GIVEN TASK
Reproduce each line bearing the word "emoji".

──────── DATA PROVIDED ────────

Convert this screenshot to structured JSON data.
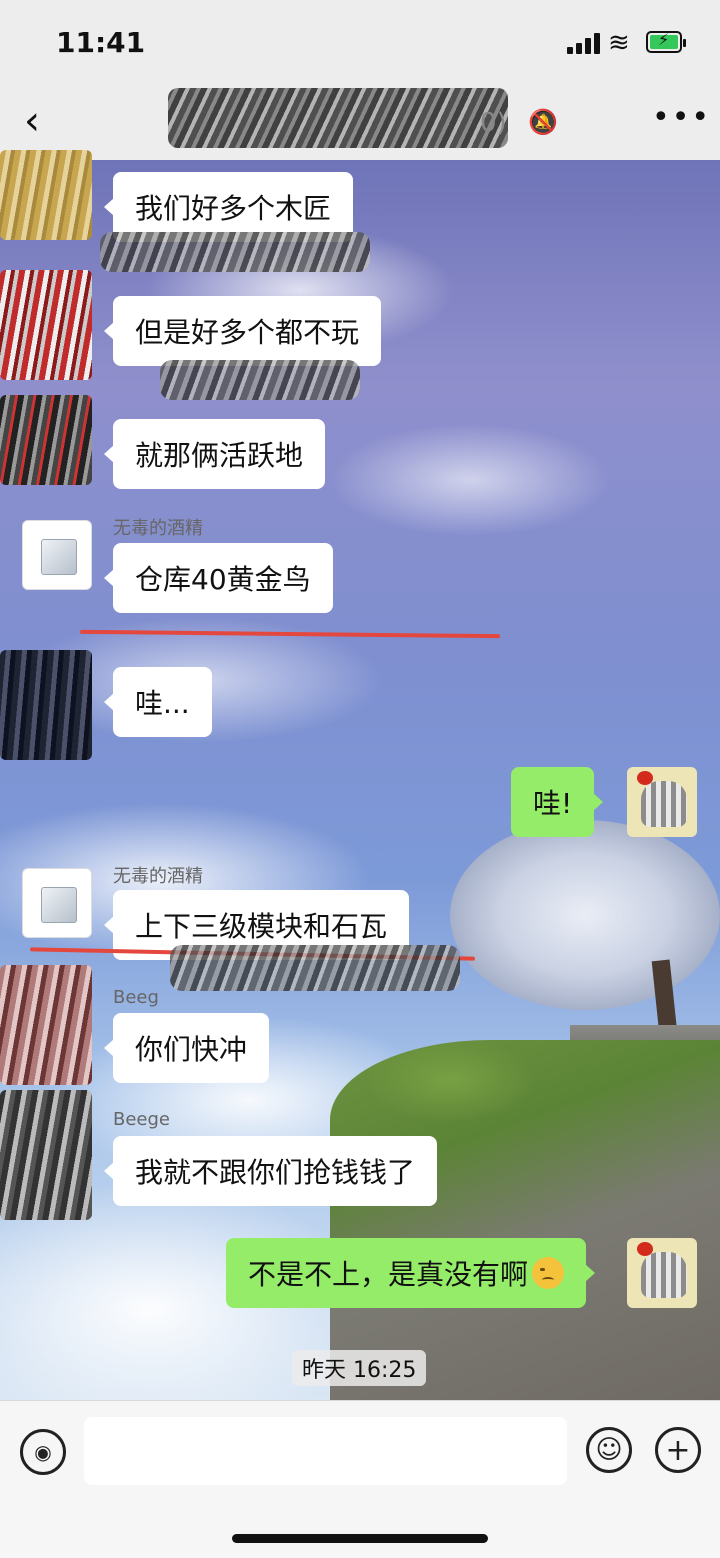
{
  "status_bar": {
    "time": "11:41"
  },
  "header": {
    "title_suffix": "0)",
    "icons": {
      "back": "chevron-left-icon",
      "mute": "bell-slash-icon",
      "more": "ellipsis-icon"
    }
  },
  "messages": [
    {
      "side": "left",
      "text": "我们好多个木匠"
    },
    {
      "side": "left",
      "text": "但是好多个都不玩"
    },
    {
      "side": "left",
      "text": "就那俩活跃地"
    },
    {
      "side": "left",
      "sender": "无毒的酒精",
      "text": "仓库40黄金鸟"
    },
    {
      "side": "left",
      "text": "哇..."
    },
    {
      "side": "right",
      "text": "哇!"
    },
    {
      "side": "left",
      "sender": "无毒的酒精",
      "text": "上下三级模块和石瓦"
    },
    {
      "side": "left",
      "sender": "Beeg",
      "text": "你们快冲"
    },
    {
      "side": "left",
      "sender": "Beege",
      "text": "我就不跟你们抢钱钱了"
    },
    {
      "side": "right",
      "text": "不是不上，是真没有啊",
      "emoji": "sad-face-emoji"
    }
  ],
  "timestamp": "昨天 16:25",
  "input_bar": {
    "placeholder": "",
    "icons": {
      "voice": "voice-icon",
      "emoji": "smile-icon",
      "plus": "plus-icon"
    }
  },
  "colors": {
    "self_bubble": "#95ec69",
    "other_bubble": "#ffffff",
    "annotation": "#e4473d"
  }
}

────────

SOLUTION TO THE PROBLEM
      "emoji": "sad-face-emoji"
      "emoji": "smile-icon",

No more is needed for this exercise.